- _Task objective_: Rewrite every line of the records below as a Markdown table with two columns, Row and Line, giving each row a number and leaving out any blank lines.

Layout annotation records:
------------------------
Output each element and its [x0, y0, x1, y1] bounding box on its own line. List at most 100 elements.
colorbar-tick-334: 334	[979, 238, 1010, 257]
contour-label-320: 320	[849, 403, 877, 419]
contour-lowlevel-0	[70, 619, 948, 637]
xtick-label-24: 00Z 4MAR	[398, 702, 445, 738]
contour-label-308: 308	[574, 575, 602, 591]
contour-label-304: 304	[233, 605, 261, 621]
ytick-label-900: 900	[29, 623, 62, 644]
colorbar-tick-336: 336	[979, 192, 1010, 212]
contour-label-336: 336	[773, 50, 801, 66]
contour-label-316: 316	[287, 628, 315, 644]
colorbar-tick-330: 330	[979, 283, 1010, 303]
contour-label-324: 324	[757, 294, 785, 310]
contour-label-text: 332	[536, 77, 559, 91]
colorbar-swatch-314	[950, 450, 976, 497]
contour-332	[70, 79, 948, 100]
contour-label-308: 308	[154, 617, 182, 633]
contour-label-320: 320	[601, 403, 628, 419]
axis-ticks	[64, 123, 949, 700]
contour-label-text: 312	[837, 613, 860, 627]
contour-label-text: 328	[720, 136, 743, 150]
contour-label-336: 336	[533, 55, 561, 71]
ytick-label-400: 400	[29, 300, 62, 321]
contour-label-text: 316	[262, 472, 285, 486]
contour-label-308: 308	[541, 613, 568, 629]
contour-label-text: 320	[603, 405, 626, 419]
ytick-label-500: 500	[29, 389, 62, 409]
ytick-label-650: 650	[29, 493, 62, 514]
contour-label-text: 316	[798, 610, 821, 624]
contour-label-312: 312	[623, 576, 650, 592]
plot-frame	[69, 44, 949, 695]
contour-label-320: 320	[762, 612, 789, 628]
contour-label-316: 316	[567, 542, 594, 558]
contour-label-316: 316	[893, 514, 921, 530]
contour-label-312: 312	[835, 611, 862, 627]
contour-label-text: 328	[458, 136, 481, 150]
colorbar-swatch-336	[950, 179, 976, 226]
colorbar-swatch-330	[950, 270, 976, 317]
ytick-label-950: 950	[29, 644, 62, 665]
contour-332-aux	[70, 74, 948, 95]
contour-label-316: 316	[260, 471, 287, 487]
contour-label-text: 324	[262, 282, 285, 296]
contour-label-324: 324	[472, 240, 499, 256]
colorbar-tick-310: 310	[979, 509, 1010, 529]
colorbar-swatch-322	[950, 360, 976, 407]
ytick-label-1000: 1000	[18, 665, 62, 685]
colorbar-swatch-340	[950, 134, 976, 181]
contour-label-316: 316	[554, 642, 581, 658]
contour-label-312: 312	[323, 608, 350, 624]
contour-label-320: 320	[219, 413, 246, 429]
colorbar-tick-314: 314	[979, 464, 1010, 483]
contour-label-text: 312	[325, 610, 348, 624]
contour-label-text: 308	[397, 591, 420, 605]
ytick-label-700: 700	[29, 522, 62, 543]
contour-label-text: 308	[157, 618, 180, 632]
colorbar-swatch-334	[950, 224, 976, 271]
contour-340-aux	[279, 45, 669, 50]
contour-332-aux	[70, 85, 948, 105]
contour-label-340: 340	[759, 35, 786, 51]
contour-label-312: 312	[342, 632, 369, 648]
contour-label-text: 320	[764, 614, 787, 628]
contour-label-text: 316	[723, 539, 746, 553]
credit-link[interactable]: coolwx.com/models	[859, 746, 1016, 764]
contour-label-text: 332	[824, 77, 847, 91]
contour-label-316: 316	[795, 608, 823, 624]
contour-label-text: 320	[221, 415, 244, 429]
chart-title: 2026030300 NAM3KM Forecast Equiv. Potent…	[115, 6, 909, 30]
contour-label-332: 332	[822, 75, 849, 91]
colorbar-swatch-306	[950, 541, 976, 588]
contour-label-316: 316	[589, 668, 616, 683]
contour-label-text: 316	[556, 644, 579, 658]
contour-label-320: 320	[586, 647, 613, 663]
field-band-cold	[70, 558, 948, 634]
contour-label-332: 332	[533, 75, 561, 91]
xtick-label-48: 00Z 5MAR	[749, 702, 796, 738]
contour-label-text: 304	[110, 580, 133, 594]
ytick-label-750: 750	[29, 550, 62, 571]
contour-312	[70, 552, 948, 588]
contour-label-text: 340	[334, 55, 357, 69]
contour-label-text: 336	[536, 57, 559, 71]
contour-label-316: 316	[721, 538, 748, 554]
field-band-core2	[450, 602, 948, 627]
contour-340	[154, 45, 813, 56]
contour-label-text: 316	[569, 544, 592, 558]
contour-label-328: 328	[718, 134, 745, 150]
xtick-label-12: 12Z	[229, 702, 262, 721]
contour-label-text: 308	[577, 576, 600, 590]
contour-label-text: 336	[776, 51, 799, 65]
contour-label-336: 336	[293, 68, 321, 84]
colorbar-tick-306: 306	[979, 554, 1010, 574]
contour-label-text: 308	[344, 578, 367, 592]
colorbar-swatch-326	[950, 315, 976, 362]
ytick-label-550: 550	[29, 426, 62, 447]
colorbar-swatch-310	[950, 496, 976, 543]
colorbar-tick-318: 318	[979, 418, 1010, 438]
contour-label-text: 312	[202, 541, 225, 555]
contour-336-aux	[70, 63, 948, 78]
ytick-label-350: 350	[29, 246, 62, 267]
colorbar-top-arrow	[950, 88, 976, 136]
------------------------
- _Exercise response_:
| Row | Line |
|---|---|
| 1 | Output each element and its [x0, y0, x1, y1] bounding box on its own line. List at most 100 elements. |
| 2 | colorbar-tick-334: 334	[979, 238, 1010, 257] |
| 3 | contour-label-320: 320	[849, 403, 877, 419] |
| 4 | contour-lowlevel-0	[70, 619, 948, 637] |
| 5 | xtick-label-24: 00Z 4MAR	[398, 702, 445, 738] |
| 6 | contour-label-308: 308	[574, 575, 602, 591] |
| 7 | contour-label-304: 304	[233, 605, 261, 621] |
| 8 | ytick-label-900: 900	[29, 623, 62, 644] |
| 9 | colorbar-tick-336: 336	[979, 192, 1010, 212] |
| 10 | contour-label-336: 336	[773, 50, 801, 66] |
| 11 | contour-label-316: 316	[287, 628, 315, 644] |
| 12 | colorbar-tick-330: 330	[979, 283, 1010, 303] |
| 13 | contour-label-324: 324	[757, 294, 785, 310] |
| 14 | contour-label-text: 332	[536, 77, 559, 91] |
| 15 | colorbar-swatch-314	[950, 450, 976, 497] |
| 16 | contour-332	[70, 79, 948, 100] |
| 17 | contour-label-308: 308	[154, 617, 182, 633] |
| 18 | contour-label-320: 320	[601, 403, 628, 419] |
| 19 | axis-ticks	[64, 123, 949, 700] |
| 20 | contour-label-text: 312	[837, 613, 860, 627] |
| 21 | contour-label-text: 328	[720, 136, 743, 150] |
| 22 | contour-label-336: 336	[533, 55, 561, 71] |
| 23 | ytick-label-400: 400	[29, 300, 62, 321] |
| 24 | contour-label-text: 316	[262, 472, 285, 486] |
| 25 | contour-label-308: 308	[541, 613, 568, 629] |
| 26 | contour-label-text: 320	[603, 405, 626, 419] |
| 27 | ytick-label-500: 500	[29, 389, 62, 409] |
| 28 | ytick-label-650: 650	[29, 493, 62, 514] |
| 29 | contour-label-text: 316	[798, 610, 821, 624] |
| 30 | contour-label-312: 312	[623, 576, 650, 592] |
| 31 | plot-frame	[69, 44, 949, 695] |
| 32 | contour-label-320: 320	[762, 612, 789, 628] |
| 33 | contour-label-316: 316	[567, 542, 594, 558] |
| 34 | contour-label-316: 316	[893, 514, 921, 530] |
| 35 | contour-label-312: 312	[835, 611, 862, 627] |
| 36 | contour-label-text: 328	[458, 136, 481, 150] |
| 37 | colorbar-swatch-336	[950, 179, 976, 226] |
| 38 | colorbar-swatch-330	[950, 270, 976, 317] |
| 39 | ytick-label-950: 950	[29, 644, 62, 665] |
| 40 | contour-332-aux	[70, 74, 948, 95] |
| 41 | contour-label-316: 316	[260, 471, 287, 487] |
| 42 | contour-label-text: 324	[262, 282, 285, 296] |
| 43 | contour-label-324: 324	[472, 240, 499, 256] |
| 44 | colorbar-tick-310: 310	[979, 509, 1010, 529] |
| 45 | colorbar-swatch-322	[950, 360, 976, 407] |
| 46 | ytick-label-1000: 1000	[18, 665, 62, 685] |
| 47 | colorbar-swatch-340	[950, 134, 976, 181] |
| 48 | contour-label-316: 316	[554, 642, 581, 658] |
| 49 | contour-label-312: 312	[323, 608, 350, 624] |
| 50 | contour-label-320: 320	[219, 413, 246, 429] |
| 51 | colorbar-tick-314: 314	[979, 464, 1010, 483] |
| 52 | contour-label-text: 312	[325, 610, 348, 624] |
| 53 | contour-label-text: 308	[397, 591, 420, 605] |
| 54 | ytick-label-700: 700	[29, 522, 62, 543] |
| 55 | contour-label-text: 308	[157, 618, 180, 632] |
| 56 | colorbar-swatch-334	[950, 224, 976, 271] |
| 57 | contour-340-aux	[279, 45, 669, 50] |
| 58 | contour-332-aux	[70, 85, 948, 105] |
| 59 | contour-label-340: 340	[759, 35, 786, 51] |
| 60 | contour-label-312: 312	[342, 632, 369, 648] |
| 61 | contour-label-text: 320	[764, 614, 787, 628] |
| 62 | contour-label-text: 316	[723, 539, 746, 553] |
| 63 | credit-link[interactable]: coolwx.com/models	[859, 746, 1016, 764] |
| 64 | contour-label-text: 332	[824, 77, 847, 91] |
| 65 | contour-label-316: 316	[795, 608, 823, 624] |
| 66 | contour-label-text: 320	[221, 415, 244, 429] |
| 67 | chart-title: 2026030300 NAM3KM Forecast Equiv. Potent…	[115, 6, 909, 30] |
| 68 | contour-label-332: 332	[822, 75, 849, 91] |
| 69 | colorbar-swatch-306	[950, 541, 976, 588] |
| 70 | contour-label-316: 316	[589, 668, 616, 683] |
| 71 | contour-label-text: 316	[556, 644, 579, 658] |
| 72 | contour-label-320: 320	[586, 647, 613, 663] |
| 73 | field-band-cold	[70, 558, 948, 634] |
| 74 | contour-label-332: 332	[533, 75, 561, 91] |
| 75 | xtick-label-48: 00Z 5MAR	[749, 702, 796, 738] |
| 76 | contour-label-text: 304	[110, 580, 133, 594] |
| 77 | ytick-label-750: 750	[29, 550, 62, 571] |
| 78 | contour-312	[70, 552, 948, 588] |
| 79 | contour-label-text: 340	[334, 55, 357, 69] |
| 80 | contour-label-text: 336	[536, 57, 559, 71] |
| 81 | contour-label-316: 316	[721, 538, 748, 554] |
| 82 | field-band-core2	[450, 602, 948, 627] |
| 83 | contour-340	[154, 45, 813, 56] |
| 84 | contour-label-text: 316	[569, 544, 592, 558] |
| 85 | contour-label-328: 328	[718, 134, 745, 150] |
| 86 | xtick-label-12: 12Z	[229, 702, 262, 721] |
| 87 | contour-label-text: 308	[577, 576, 600, 590] |
| 88 | contour-label-text: 336	[776, 51, 799, 65] |
| 89 | contour-label-336: 336	[293, 68, 321, 84] |
| 90 | colorbar-tick-306: 306	[979, 554, 1010, 574] |
| 91 | contour-label-text: 308	[344, 578, 367, 592] |
| 92 | colorbar-swatch-326	[950, 315, 976, 362] |
| 93 | ytick-label-550: 550	[29, 426, 62, 447] |
| 94 | colorbar-swatch-310	[950, 496, 976, 543] |
| 95 | colorbar-tick-318: 318	[979, 418, 1010, 438] |
| 96 | contour-label-text: 312	[202, 541, 225, 555] |
| 97 | contour-336-aux	[70, 63, 948, 78] |
| 98 | ytick-label-350: 350	[29, 246, 62, 267] |
| 99 | colorbar-top-arrow	[950, 88, 976, 136] |